- Exercice: Restituez mot pour mot le passage de l'article sur l'investiture de Zapatero qui commence à « 11 avril 2008 » et finit à « Congrès des députés. ».

- Extrait du document:
::::

11 avril 2008 - 12H38

Vers un second mandat de Zapatero
Le Congrès espagnol a officiellement investi José Luis Zapatero pour un second mandat de quatre ans à la tête du gouvernement espagnol. Il a été réélu avec le seul appui des députés du parti socialiste (PSOE). Correspondance : A. Percept.

José Luis Rodriguez Zapatero, 47 ans, a été officiellement investi vendredi à la présidence du gouvernement espagnol pour un second mandat de quatre ans, à la majorité simple du Congrès des députés.
  
Le dirigeant socialiste a été réélu avec le seul appui des députés du Parti socialiste ouvrier espagnol (PSOE), net vainqueur des élections législatives du 9 mars, mais à la majorité relative.
  
Il a obtenu la confiance des 169 députés socialistes. Les conservateurs du Parti populaire (PP, 154 députés) ont voté contre tandis que la plupart des partis nationalistes, en particulier basques et catalans, se sont abstenus.
  
Mercredi, M. Zapatero n'avait pas obtenu l'investiture lors d'un premier tour de vote des députés, où la majorité absolue était requise, en raison de l'abstension des nationalistes basques et catalans.
  
Il manque sept voix aux socialistes pour atteindre la majorité absolue de 176 députés sur un total de 350.
  
"Ce n'est pas une majorité suffisante. Mais je chercherai toujours le soutien des autres groupes" lors de la législature, a déclaré vendredi M. Zapatero lors d'une brève allocution préalable au vote des parlementaires.
  
M. Zapatero prêtera serment samedi devant le roi Juan Carlos, avant d'annoncer la composition de son gouvernement. Les principaux poids lourds de son équipe sortante devaient être reconduits, notamment Pedro Solbes à l'Economie et Miguel Angel Moratinos aux Affaires étrangères.
  
"Je veux mettre en pratique une idée de l'Espagne, en constante croissance économique et dotée de robustes politiques sociales", a expliqué M. Zapatero, qui va devoir s'atteler prioritairement au brusque ralentissement économique que connaît l'Espagne après une décennie de croissance exceptionnelle.
  
Il a souligné qu'il allait organiser "d'urgence" des discussions entre syndicats et patronat pour tenter de nouer un nouveau pacte social permettant de "renforcer la compétitivité de l'économie, dont celle du marché du travail".
  
Le dirigeant socialiste a réitéré son offre de pactes avec la droite sur certains sujets essentiels comme la lutte antiterroriste, "pour en finir avec l'ETA", l'organisation indépendantiste basque armée.
  
Le chef des conservateurs Mariano Rajoy, qui s'était farouchement opposée à la négociation, finalement manquée, entre le pouvoir socialiste et l'ETA en 2006, s'y est déclaré favorable.

::::

- Données à examiner:
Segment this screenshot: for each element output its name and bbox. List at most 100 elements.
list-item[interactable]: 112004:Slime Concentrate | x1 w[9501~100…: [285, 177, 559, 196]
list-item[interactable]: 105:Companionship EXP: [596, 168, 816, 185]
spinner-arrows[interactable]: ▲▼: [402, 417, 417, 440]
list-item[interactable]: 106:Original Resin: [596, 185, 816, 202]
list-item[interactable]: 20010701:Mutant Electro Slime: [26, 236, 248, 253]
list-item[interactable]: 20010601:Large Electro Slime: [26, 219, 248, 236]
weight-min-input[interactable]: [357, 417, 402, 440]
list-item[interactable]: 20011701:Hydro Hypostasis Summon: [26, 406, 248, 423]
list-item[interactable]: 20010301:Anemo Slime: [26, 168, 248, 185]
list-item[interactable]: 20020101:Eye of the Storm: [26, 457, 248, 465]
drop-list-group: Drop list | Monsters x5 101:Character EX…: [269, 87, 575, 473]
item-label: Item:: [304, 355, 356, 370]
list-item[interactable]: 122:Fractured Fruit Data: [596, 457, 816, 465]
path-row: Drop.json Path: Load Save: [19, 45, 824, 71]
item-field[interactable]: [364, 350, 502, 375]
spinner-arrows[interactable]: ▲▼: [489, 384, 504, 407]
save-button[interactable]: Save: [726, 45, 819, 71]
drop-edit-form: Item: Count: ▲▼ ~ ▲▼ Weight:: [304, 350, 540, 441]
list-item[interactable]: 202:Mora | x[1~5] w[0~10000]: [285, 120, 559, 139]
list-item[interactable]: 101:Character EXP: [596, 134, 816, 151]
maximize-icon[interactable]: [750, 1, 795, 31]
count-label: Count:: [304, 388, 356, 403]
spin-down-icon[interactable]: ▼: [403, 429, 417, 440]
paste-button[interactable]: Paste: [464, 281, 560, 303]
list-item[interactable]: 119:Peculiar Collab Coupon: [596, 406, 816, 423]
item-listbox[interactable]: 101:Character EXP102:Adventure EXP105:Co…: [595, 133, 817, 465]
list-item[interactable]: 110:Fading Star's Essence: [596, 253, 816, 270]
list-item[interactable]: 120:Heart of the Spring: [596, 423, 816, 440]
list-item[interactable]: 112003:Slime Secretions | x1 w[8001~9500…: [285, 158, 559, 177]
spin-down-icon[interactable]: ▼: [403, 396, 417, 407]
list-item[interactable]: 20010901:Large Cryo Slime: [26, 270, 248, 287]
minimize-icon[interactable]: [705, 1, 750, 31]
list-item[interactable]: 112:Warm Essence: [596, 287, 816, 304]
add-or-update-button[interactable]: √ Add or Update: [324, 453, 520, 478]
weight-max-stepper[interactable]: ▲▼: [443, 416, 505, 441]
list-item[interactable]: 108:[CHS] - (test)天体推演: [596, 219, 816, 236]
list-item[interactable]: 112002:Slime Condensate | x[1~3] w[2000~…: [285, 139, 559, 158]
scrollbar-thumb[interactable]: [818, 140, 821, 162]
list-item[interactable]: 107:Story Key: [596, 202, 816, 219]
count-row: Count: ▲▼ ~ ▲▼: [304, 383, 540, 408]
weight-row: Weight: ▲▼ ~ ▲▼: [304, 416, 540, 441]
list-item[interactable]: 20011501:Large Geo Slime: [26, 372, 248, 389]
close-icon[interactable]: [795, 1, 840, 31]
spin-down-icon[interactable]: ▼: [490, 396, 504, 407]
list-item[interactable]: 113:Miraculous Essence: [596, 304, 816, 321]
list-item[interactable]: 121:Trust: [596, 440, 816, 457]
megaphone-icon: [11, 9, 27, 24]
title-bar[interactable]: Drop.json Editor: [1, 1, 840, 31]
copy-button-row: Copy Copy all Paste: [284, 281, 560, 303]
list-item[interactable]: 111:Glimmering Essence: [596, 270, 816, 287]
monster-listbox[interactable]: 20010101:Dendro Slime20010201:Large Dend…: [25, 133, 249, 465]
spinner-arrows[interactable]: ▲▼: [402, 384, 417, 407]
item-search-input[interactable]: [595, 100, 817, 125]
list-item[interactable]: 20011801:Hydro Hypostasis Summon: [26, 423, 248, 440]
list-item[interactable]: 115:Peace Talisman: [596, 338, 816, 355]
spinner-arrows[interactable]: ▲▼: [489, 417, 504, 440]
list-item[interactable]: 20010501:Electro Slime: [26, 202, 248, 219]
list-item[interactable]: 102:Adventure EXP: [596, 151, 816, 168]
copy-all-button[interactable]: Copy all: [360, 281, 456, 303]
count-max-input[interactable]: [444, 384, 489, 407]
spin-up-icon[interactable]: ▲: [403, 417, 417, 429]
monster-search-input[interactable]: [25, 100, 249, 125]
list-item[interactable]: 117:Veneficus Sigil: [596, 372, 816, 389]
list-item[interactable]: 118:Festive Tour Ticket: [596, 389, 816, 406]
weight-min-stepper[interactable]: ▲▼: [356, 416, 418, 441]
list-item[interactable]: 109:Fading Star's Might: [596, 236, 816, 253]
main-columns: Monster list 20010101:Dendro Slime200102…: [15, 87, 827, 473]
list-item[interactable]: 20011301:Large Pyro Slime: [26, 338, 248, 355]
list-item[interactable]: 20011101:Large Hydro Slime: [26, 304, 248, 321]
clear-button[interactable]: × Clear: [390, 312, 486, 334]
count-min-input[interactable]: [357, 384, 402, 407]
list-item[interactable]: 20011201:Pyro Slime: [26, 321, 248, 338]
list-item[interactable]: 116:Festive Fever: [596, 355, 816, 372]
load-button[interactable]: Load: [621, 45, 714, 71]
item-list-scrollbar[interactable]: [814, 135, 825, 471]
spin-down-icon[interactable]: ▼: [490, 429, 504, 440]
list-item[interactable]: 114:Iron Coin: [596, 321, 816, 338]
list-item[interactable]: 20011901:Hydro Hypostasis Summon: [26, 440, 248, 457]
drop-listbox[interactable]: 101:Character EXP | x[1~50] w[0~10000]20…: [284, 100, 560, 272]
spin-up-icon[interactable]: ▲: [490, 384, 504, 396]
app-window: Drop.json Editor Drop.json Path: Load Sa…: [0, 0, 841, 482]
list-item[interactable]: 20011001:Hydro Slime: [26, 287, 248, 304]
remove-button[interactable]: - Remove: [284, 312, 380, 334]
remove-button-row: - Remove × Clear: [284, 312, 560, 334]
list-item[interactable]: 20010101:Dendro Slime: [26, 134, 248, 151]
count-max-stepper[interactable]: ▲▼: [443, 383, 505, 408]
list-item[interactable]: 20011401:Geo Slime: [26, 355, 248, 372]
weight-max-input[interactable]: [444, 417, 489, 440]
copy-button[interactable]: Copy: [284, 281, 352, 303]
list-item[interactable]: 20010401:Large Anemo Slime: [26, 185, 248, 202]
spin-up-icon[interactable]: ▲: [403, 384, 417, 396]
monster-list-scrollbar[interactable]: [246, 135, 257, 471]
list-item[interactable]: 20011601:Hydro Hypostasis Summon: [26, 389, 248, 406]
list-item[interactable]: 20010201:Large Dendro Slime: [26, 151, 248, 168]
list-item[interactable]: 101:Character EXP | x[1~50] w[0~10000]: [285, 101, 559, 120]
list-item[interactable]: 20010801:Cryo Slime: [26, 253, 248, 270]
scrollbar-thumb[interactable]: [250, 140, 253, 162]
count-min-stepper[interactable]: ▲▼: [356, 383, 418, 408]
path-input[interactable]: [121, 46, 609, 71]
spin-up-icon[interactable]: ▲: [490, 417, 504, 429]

::::

- Résultat:
11 avril 2008 - 12H38

Vers un second mandat de Zapatero
Le Congrès espagnol a officiellement investi José Luis Zapatero pour un second mandat de quatre ans à la tête du gouvernement espagnol. Il a été réélu avec le seul appui des députés du parti socialiste (PSOE). Correspondance : A. Percept.

José Luis Rodriguez Zapatero, 47 ans, a été officiellement investi vendredi à la présidence du gouvernement espagnol pour un second mandat de quatre ans, à la majorité simple du Congrès des députés.